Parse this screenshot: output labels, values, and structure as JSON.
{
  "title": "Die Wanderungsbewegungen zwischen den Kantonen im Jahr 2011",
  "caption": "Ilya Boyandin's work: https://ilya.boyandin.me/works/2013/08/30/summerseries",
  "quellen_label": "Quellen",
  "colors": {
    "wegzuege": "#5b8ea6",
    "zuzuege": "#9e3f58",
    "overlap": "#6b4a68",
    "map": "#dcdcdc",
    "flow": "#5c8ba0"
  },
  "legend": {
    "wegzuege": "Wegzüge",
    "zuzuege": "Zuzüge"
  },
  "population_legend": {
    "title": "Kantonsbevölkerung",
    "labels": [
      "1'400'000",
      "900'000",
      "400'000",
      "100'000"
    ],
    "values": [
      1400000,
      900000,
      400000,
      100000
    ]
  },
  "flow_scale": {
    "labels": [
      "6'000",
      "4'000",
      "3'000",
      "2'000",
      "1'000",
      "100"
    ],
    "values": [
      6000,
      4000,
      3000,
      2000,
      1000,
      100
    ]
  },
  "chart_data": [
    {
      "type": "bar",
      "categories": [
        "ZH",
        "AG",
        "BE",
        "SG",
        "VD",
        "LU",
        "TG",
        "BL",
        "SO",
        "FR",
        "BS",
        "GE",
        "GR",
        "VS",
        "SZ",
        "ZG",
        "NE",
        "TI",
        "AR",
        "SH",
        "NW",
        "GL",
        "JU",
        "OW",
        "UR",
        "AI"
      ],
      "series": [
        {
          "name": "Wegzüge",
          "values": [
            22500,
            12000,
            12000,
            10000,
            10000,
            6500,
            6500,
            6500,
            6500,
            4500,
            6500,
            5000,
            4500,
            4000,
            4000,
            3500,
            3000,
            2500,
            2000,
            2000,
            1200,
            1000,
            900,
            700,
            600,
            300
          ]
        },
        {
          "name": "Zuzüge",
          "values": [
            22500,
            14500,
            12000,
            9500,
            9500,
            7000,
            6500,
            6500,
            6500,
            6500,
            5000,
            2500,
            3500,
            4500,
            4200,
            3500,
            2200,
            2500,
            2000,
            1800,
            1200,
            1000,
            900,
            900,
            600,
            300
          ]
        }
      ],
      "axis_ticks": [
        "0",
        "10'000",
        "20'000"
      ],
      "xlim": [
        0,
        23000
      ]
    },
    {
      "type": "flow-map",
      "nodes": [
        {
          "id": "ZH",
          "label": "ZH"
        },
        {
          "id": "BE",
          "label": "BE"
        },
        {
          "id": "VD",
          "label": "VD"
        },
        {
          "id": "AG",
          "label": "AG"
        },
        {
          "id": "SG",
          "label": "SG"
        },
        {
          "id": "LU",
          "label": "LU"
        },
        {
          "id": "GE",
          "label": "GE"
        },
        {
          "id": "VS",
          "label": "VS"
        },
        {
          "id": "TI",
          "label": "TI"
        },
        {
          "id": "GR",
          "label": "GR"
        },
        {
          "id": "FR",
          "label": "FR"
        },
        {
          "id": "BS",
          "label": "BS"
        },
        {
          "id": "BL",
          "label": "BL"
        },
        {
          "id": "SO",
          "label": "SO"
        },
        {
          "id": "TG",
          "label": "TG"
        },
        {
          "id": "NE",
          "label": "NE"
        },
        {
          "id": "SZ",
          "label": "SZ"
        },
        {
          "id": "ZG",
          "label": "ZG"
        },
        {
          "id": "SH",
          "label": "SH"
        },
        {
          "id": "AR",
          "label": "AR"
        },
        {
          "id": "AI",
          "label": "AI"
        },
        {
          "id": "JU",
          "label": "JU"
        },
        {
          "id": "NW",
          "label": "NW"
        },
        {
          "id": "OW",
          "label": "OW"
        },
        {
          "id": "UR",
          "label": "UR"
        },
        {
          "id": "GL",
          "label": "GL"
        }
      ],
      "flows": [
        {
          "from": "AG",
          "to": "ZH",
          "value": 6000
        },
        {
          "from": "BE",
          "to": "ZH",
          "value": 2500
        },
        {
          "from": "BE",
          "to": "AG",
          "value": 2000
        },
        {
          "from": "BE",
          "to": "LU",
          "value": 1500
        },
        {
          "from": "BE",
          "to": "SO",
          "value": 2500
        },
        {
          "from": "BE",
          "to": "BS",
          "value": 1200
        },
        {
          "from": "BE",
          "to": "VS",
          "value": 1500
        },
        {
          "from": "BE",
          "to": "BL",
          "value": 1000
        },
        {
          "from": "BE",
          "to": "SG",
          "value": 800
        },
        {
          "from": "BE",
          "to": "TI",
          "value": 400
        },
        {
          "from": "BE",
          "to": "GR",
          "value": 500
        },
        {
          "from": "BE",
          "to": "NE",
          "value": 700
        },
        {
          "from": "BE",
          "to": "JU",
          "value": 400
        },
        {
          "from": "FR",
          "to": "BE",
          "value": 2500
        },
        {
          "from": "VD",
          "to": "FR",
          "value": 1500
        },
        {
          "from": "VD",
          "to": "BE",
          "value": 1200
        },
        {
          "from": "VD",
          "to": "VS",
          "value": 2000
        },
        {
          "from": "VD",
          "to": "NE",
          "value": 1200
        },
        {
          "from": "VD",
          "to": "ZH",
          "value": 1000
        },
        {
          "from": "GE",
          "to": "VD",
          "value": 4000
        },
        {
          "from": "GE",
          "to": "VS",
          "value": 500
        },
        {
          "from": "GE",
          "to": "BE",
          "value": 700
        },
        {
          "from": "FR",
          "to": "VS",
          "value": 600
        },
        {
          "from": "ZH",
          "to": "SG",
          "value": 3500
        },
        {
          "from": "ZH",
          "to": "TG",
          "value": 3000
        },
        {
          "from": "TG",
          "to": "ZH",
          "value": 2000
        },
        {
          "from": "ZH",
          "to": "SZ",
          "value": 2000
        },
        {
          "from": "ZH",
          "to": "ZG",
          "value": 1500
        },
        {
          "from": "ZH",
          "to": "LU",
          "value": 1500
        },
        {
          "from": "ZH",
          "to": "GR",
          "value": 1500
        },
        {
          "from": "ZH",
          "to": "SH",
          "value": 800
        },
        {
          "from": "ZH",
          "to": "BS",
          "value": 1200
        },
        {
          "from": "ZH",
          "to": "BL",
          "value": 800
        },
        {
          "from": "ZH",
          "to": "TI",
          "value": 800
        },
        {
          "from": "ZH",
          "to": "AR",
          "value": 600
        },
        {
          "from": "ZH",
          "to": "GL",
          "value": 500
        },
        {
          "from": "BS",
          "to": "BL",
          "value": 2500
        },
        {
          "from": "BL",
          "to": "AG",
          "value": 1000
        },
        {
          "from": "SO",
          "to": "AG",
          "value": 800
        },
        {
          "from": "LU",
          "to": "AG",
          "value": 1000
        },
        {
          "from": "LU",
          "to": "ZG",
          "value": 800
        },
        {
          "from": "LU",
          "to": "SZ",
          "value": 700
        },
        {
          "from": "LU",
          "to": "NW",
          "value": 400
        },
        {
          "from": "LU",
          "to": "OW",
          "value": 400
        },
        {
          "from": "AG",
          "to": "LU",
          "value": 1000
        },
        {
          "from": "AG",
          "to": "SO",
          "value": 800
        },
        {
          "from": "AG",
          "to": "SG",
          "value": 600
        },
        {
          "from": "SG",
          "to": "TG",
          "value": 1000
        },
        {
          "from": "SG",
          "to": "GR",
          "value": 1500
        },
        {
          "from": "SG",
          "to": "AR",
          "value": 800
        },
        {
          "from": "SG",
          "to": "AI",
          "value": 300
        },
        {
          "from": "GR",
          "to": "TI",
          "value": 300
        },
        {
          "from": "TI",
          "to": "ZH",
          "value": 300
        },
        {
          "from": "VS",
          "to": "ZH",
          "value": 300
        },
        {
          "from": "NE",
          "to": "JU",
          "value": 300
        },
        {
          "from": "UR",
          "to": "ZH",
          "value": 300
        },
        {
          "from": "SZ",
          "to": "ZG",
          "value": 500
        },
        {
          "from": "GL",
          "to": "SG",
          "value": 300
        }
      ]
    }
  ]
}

▸ **Task prompt**
From the records above, pull out each line that has "title".

▸ **Exercise response**
  "title": "Die Wanderungsbewegungen zwischen den Kantonen im Jahr 2011",
    "title": "Kantonsbevölkerung",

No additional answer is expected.